Written exercise: For every line in the records that has the word "questions", make a copy.

Data provided:
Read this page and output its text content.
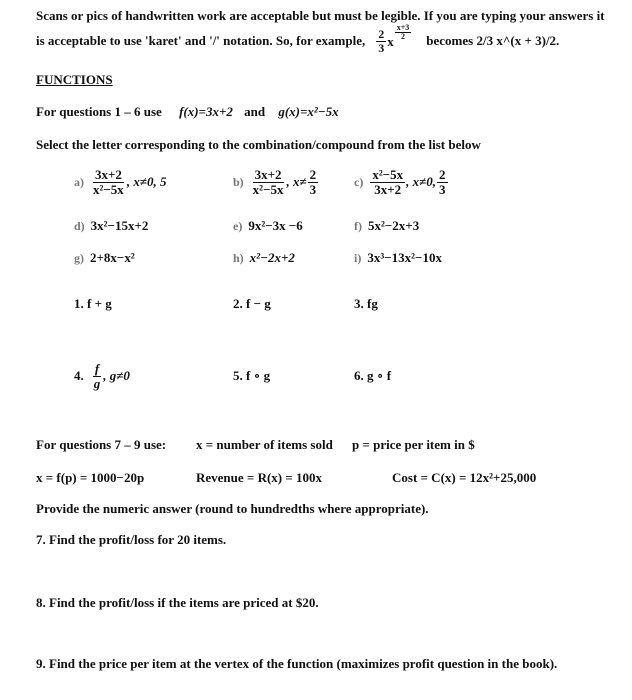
Scans or pics of handwritten work are acceptable but must be legible. If you are typing your answers it
is acceptable to use 'karet' and '/' notation. So, for example, $\frac{2}{3}$ x $\frac{x+3}{2}$ becomes 2/3 x^(x + 3)/2.
FUNCTIONS
For questions 1 – 6 use f(x)=3x+2 and g(x)=x²−5x
Select the letter corresponding to the combination/compound from the list below
$a) \frac{3x+2}{\text{x²−5x}}$ , x≠0, 5	$b) \frac{3x+2}{\text{x²−5x}}$ , $x\ne \frac{2}{3}$	$c) \frac{\text{x²−5x}}{3x+2}$ , x≠0, $\frac{2}{3}$
d) 3x²−15x+2	e) 9x²−3x −6	f) 5x²−2x+3
g) 2+8x−x²	h) x²−2x+2	i) 3x³−13x²−10x
1. f + g	2. f − g	3. fg
4. $\frac{f}{g}$ , g≠0	5. f ∘ g	6. g ∘ f
For questions 7 – 9 use: x = number of items sold p = price per item in $
x = f(p) = 1000−20p	Revenue = R(x) = 100x	Cost = C(x) = 12x²+25,000
Provide the numeric answer (round to hundredths where appropriate).
7. Find the profit/loss for 20 items.
8. Find the profit/loss if the items are priced at $20.
9. Find the price per item at the vertex of the function (maximizes profit question in the book).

Exercise answer:
For questions 1 – 6 use f(x)=3x+2 and g(x)=x²−5x
For questions 7 – 9 use: x = number of items sold p = price per item in $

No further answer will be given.